Task description. Using the listing below, please gather every line containing the word "content".

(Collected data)
** BEGIN **
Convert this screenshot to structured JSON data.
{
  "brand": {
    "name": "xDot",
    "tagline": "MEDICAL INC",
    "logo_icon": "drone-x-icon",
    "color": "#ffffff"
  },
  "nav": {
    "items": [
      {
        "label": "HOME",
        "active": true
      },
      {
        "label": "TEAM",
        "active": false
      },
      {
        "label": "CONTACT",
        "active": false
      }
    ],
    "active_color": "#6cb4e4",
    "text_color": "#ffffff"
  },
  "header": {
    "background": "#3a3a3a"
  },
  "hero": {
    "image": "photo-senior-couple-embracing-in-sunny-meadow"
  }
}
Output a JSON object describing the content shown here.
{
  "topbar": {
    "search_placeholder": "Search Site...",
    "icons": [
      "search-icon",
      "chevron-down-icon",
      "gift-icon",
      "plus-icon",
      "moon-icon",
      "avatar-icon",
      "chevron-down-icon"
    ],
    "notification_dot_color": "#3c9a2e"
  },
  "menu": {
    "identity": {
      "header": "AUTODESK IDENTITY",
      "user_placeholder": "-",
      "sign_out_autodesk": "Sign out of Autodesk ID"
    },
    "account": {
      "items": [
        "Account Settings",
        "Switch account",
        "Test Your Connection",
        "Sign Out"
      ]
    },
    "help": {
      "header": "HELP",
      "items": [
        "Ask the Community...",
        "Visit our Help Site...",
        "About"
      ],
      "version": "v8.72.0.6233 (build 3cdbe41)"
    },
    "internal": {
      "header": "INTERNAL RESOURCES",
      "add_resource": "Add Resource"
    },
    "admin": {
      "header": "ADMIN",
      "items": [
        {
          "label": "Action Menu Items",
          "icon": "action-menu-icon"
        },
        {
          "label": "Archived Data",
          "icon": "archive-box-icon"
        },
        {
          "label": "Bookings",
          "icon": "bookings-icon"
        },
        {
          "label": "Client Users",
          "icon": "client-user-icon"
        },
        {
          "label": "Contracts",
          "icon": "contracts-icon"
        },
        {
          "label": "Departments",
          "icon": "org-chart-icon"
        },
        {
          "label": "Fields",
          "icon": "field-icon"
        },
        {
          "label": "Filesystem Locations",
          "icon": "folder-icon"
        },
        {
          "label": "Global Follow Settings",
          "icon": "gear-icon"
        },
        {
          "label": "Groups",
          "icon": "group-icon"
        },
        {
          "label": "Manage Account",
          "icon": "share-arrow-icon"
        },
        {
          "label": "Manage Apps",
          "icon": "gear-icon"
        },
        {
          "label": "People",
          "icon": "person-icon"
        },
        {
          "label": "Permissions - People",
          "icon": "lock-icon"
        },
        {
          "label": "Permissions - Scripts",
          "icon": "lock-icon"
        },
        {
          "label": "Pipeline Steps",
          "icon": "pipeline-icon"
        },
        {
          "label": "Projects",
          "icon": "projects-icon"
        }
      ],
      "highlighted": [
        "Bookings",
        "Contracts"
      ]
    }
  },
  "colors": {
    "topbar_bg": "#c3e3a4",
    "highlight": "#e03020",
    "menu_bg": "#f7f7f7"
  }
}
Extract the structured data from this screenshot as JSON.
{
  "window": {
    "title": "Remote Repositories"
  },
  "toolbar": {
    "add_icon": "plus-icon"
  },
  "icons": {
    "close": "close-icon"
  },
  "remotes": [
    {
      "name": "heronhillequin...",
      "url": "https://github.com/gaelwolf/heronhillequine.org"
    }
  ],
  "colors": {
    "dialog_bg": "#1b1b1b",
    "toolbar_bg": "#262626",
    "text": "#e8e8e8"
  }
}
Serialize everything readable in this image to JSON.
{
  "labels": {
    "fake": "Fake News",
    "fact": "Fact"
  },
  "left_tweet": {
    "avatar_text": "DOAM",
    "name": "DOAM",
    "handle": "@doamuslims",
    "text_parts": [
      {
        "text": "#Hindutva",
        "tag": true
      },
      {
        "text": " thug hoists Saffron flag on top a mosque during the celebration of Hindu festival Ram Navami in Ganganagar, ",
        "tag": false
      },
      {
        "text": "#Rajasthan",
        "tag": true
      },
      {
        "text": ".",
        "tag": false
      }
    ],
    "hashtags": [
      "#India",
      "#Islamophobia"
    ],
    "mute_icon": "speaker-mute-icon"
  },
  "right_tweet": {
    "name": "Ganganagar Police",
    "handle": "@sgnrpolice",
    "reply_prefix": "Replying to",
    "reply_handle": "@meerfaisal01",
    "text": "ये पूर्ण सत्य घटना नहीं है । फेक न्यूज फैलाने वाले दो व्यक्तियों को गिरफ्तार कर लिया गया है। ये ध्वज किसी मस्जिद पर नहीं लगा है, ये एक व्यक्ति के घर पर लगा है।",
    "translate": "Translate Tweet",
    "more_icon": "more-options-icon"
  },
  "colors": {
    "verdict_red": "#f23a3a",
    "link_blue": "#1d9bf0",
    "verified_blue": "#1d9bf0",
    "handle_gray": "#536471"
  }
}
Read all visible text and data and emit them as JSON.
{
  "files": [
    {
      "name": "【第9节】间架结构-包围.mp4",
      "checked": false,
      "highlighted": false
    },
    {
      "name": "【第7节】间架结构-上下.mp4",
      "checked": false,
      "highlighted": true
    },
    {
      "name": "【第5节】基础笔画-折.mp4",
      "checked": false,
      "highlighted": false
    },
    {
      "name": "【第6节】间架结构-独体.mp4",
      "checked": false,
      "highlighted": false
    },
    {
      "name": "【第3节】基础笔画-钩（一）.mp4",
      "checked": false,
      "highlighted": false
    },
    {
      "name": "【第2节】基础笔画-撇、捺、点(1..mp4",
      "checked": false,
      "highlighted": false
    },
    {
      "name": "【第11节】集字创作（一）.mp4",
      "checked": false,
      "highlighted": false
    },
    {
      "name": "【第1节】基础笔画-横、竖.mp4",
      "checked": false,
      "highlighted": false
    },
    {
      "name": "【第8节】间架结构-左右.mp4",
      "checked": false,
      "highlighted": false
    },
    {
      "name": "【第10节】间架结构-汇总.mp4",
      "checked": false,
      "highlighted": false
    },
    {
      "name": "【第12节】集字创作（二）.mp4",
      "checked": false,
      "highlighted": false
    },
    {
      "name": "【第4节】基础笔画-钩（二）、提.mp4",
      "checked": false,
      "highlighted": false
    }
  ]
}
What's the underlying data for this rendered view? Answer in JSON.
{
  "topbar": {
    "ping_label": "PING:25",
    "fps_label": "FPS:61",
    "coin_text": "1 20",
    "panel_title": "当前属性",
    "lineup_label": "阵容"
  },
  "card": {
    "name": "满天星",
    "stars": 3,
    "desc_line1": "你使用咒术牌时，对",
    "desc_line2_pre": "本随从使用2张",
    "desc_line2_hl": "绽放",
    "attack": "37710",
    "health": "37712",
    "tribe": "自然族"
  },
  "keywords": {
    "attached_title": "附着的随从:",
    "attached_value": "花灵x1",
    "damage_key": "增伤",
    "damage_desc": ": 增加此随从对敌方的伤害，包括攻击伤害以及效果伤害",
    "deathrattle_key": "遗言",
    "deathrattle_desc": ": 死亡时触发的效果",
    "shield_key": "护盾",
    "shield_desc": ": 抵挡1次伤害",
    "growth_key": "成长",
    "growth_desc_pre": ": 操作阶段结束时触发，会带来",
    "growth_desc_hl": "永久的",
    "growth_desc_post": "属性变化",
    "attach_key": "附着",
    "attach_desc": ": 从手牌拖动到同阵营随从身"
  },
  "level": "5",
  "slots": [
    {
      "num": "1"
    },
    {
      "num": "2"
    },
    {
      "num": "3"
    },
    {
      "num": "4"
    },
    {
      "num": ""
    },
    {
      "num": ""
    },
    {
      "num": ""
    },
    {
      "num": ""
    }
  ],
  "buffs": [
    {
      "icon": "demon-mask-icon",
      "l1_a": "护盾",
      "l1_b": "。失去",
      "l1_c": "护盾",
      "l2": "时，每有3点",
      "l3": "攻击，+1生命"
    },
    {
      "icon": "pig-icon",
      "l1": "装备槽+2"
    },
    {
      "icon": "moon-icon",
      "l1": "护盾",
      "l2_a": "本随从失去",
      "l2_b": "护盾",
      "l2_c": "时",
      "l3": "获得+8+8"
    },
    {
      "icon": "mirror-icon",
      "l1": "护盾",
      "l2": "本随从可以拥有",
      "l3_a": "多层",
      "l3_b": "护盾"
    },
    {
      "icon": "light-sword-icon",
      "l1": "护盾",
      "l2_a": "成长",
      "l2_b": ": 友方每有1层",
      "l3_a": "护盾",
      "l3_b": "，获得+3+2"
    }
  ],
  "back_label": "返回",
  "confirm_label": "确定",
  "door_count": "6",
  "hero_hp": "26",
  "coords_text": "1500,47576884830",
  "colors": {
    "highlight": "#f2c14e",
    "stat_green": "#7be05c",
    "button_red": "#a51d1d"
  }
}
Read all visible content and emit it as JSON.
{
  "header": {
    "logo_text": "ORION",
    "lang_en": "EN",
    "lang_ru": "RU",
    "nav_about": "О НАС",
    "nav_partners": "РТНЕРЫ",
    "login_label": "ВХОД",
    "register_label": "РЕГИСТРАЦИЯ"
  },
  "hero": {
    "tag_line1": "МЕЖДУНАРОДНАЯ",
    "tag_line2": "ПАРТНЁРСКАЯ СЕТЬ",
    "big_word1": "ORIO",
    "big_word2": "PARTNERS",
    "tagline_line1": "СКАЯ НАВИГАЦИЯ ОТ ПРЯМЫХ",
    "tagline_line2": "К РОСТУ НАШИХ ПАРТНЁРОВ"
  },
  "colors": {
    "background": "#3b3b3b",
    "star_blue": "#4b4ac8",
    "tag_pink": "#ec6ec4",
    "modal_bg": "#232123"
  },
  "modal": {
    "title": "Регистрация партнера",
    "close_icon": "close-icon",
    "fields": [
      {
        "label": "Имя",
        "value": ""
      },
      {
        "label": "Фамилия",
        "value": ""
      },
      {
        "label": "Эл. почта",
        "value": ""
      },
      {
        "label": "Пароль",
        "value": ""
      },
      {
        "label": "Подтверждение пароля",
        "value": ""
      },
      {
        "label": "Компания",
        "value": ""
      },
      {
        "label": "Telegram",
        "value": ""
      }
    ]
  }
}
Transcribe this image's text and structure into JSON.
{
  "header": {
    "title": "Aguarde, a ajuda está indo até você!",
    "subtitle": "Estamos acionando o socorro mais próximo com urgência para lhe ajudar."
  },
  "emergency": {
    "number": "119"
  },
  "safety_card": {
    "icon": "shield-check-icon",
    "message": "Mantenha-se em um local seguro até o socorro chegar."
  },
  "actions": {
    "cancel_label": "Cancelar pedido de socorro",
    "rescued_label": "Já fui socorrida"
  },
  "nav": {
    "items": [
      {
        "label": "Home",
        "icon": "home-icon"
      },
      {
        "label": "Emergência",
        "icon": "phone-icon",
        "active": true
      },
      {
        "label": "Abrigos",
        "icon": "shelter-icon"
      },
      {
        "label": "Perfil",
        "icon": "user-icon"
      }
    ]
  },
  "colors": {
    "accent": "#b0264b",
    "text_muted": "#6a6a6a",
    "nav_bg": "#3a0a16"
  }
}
** END **
Answer for this exercise.
Output a JSON object describing the content shown here.
Read all visible content and emit it as JSON.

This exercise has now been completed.